* _Data to use_:
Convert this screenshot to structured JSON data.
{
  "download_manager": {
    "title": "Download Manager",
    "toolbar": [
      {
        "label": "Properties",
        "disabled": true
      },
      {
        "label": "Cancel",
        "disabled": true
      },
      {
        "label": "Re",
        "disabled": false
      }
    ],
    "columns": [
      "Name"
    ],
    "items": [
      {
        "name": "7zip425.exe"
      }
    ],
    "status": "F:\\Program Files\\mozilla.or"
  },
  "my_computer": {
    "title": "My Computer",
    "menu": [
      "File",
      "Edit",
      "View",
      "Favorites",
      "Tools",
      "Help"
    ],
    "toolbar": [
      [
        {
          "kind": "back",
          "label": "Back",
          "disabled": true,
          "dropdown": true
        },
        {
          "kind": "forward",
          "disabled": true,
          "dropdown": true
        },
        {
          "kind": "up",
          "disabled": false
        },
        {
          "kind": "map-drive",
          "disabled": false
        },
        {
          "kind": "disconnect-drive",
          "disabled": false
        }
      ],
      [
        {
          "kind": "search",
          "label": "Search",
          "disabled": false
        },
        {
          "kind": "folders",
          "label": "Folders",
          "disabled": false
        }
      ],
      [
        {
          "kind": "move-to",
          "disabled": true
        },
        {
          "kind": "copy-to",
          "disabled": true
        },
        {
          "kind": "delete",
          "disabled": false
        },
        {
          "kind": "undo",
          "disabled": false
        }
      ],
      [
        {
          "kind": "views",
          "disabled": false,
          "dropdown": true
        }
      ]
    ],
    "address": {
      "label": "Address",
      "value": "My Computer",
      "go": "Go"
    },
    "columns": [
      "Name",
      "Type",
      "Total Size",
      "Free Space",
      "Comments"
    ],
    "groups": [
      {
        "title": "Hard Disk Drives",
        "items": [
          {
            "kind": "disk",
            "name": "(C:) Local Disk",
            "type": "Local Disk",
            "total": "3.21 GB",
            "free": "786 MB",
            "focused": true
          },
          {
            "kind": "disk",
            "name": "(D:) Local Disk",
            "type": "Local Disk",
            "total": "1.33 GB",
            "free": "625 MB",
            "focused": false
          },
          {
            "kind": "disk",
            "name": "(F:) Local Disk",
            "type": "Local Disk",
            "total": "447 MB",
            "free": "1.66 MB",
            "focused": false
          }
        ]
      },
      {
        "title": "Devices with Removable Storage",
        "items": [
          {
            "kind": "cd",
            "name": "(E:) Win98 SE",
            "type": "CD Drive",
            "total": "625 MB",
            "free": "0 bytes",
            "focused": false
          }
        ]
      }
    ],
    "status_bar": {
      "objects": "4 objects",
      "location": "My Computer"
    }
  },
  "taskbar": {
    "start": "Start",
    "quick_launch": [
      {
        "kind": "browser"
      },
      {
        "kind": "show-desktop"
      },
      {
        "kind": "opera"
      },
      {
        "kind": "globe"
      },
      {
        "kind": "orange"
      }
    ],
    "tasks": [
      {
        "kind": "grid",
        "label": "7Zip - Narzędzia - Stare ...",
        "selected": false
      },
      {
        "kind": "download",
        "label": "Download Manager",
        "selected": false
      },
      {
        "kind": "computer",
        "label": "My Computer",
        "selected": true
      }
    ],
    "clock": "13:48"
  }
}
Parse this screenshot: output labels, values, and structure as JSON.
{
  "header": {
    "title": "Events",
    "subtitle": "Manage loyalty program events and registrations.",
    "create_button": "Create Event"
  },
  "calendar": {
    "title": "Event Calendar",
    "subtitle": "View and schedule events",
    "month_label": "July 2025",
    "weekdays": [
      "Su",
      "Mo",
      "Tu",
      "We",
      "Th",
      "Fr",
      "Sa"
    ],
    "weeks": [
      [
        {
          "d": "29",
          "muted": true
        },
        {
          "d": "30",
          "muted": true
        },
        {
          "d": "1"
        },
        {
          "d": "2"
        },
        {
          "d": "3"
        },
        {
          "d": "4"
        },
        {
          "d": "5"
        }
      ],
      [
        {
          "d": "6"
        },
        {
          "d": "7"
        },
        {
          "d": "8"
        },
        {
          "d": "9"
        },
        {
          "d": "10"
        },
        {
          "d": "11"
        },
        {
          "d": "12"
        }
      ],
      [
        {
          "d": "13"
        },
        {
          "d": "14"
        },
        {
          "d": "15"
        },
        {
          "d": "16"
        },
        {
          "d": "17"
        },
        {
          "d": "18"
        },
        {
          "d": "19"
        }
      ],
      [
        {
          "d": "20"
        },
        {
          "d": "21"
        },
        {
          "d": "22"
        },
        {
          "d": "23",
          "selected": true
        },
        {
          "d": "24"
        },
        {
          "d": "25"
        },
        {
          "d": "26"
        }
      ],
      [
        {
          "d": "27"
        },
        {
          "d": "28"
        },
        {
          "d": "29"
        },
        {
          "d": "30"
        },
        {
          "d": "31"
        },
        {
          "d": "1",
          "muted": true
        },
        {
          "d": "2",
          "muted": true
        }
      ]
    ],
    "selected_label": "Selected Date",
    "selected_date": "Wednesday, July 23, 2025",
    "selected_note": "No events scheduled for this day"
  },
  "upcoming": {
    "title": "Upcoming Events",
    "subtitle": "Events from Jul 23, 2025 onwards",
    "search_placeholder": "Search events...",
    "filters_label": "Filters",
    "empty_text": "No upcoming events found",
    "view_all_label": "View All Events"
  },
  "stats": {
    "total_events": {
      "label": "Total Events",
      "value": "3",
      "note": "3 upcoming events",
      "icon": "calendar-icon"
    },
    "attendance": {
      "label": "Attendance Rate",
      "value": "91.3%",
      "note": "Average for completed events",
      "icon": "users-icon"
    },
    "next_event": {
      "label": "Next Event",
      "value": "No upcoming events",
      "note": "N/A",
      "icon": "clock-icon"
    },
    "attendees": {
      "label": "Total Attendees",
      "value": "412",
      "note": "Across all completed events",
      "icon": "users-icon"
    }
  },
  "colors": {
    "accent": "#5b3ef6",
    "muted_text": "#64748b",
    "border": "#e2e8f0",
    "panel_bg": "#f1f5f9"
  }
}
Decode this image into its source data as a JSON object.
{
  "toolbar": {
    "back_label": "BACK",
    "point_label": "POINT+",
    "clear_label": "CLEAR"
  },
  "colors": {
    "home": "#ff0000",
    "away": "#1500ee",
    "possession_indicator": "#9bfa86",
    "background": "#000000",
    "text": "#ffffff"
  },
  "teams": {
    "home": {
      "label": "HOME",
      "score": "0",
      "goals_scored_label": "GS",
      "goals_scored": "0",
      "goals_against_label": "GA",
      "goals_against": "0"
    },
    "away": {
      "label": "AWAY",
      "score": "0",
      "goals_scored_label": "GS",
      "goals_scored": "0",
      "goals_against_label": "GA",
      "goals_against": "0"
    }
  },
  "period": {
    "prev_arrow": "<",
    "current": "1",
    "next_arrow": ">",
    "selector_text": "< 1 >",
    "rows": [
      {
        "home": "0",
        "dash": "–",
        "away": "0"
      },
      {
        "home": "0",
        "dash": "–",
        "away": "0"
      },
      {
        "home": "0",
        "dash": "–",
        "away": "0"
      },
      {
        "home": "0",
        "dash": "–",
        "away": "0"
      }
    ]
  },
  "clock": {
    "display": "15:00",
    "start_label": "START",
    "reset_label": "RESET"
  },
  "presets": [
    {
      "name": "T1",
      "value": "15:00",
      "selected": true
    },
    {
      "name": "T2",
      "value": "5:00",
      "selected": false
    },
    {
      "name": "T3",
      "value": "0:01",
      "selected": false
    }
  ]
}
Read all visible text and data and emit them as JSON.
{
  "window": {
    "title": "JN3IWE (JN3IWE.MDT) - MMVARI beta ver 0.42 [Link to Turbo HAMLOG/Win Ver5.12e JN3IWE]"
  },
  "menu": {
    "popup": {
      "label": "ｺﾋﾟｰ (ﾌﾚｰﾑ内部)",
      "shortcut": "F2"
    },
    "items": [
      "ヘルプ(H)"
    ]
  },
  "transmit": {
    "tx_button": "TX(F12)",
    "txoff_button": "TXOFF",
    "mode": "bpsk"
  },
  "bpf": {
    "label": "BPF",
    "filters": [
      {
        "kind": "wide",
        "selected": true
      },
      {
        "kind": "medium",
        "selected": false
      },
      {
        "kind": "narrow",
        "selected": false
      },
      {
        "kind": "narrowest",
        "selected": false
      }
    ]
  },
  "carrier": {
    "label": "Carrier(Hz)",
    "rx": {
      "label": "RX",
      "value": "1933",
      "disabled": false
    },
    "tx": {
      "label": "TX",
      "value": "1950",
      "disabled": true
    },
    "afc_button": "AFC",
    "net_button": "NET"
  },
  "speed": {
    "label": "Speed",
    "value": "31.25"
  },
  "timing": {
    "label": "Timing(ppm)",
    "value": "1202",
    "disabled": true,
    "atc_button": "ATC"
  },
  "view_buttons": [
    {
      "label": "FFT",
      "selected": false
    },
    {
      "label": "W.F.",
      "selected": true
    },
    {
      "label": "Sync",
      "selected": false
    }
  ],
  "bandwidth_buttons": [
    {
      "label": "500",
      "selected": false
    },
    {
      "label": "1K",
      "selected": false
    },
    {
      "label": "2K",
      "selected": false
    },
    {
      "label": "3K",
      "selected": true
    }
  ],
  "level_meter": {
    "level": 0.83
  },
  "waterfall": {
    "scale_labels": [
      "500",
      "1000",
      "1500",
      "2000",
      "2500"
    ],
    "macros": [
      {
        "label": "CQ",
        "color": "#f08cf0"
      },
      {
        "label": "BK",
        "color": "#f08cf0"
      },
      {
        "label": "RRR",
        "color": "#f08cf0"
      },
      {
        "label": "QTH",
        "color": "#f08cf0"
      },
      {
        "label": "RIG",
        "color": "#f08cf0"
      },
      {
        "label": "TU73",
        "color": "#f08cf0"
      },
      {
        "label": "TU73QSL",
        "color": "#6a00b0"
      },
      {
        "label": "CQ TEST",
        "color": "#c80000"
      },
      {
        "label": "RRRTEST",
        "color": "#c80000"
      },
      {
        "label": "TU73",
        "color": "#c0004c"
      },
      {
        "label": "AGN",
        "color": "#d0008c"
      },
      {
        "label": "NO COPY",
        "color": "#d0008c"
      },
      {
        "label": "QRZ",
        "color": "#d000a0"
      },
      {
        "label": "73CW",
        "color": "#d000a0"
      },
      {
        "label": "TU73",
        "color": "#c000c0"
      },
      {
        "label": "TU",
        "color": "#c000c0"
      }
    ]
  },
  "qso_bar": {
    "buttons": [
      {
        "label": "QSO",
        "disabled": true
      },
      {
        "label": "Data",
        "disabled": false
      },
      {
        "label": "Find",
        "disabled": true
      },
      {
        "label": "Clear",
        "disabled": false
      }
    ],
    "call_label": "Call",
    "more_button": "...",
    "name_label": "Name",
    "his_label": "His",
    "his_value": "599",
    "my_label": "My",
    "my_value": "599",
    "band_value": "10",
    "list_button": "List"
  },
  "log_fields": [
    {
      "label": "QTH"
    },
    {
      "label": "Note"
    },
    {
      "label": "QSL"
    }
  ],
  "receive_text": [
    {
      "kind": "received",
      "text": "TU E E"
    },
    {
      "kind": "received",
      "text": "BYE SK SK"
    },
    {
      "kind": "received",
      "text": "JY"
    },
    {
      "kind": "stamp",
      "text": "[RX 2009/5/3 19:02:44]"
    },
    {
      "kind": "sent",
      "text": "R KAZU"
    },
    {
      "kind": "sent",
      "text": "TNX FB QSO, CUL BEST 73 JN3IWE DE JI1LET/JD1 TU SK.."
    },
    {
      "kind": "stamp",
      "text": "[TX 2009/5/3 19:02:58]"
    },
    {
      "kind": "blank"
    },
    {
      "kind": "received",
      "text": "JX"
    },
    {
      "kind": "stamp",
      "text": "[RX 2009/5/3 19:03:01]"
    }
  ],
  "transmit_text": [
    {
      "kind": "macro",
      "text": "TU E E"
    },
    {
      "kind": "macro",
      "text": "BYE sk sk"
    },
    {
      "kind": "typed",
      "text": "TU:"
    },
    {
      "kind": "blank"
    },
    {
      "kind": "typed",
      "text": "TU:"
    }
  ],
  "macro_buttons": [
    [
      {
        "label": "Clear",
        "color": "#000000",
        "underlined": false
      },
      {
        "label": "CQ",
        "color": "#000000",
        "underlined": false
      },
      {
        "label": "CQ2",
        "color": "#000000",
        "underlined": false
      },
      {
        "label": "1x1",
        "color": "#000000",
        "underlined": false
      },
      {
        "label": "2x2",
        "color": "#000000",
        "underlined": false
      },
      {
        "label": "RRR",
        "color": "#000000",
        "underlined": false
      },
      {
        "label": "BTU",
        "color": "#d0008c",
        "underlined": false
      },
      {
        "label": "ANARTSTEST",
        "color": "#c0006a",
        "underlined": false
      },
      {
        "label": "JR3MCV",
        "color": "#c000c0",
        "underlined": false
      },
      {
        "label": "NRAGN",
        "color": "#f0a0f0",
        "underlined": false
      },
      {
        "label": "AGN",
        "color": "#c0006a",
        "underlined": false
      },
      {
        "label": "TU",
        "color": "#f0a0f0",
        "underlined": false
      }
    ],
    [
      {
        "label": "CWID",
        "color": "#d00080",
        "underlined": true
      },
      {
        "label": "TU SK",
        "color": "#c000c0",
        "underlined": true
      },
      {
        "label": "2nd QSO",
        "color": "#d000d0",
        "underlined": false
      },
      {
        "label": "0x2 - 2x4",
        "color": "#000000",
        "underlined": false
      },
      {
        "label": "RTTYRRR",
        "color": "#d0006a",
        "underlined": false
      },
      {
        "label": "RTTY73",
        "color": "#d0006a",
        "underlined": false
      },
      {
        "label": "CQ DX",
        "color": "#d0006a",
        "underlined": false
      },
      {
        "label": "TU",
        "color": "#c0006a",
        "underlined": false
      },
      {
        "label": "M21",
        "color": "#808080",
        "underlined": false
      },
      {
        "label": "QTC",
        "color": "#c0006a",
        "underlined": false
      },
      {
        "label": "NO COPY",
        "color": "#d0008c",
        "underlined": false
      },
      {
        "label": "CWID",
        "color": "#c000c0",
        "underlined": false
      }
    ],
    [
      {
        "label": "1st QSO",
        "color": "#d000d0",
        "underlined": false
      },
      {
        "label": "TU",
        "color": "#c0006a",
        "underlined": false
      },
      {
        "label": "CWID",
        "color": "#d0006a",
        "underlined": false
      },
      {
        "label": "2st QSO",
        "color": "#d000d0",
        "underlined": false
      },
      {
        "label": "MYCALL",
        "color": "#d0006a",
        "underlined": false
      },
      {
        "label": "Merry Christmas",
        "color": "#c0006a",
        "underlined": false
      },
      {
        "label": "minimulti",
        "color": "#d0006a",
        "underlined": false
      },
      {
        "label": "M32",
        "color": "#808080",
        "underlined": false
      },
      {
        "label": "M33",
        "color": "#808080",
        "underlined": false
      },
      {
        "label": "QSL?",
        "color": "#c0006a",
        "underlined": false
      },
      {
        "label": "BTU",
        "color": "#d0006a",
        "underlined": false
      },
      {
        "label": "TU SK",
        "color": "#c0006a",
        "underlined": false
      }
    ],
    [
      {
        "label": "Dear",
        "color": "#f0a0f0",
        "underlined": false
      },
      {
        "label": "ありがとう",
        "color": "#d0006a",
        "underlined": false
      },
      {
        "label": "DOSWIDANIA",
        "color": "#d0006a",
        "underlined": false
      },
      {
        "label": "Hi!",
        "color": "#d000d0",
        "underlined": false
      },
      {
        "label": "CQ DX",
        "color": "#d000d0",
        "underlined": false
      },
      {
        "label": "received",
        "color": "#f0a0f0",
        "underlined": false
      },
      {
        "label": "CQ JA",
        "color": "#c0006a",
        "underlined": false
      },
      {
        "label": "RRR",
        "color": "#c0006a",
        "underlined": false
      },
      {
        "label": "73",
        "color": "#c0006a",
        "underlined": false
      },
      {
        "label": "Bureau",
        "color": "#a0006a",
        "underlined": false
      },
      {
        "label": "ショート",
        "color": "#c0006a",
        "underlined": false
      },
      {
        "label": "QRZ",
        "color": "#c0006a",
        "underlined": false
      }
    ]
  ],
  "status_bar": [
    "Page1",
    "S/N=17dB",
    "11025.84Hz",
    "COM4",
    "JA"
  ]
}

* _Stated task_: Return all lines with the word "icon" in them.

* _Answer below_:
      "icon": "calendar-icon"
      "icon": "users-icon"
      "icon": "clock-icon"
      "icon": "users-icon"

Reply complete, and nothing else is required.